EXERCISE BRIEF: Count how many lines contain "label" and reply with that number only.
═════ TASK INPUT ═════
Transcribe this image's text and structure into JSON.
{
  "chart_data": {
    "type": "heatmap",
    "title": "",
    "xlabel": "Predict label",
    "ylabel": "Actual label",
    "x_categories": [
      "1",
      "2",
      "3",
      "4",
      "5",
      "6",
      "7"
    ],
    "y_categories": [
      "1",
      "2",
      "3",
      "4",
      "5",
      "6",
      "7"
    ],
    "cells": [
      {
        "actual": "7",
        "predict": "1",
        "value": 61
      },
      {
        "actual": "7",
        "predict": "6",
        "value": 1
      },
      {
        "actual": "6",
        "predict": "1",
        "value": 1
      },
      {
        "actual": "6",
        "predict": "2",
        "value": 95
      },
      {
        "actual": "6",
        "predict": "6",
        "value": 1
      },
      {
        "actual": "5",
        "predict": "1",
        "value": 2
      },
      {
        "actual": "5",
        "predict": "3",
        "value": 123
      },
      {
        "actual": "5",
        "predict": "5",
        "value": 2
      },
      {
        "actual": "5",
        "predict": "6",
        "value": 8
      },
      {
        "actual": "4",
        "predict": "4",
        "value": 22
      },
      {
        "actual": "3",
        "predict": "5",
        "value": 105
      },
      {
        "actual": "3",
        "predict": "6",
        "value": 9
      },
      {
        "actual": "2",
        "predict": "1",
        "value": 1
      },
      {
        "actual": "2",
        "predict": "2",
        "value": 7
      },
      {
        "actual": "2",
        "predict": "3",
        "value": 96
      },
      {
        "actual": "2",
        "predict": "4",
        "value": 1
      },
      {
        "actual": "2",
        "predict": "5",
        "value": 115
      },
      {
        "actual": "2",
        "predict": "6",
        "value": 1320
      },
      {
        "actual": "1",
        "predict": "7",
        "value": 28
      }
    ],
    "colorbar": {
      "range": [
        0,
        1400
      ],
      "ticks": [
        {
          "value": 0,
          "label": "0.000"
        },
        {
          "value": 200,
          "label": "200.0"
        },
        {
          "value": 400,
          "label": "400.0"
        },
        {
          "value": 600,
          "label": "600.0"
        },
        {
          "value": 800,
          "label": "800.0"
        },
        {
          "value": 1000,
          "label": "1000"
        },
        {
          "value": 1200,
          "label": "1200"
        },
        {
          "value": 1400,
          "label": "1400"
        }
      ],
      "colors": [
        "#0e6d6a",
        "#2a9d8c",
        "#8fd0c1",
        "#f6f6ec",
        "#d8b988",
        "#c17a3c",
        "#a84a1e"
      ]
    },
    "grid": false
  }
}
═════
SOLUTION FOR THIS EXERCISE: 10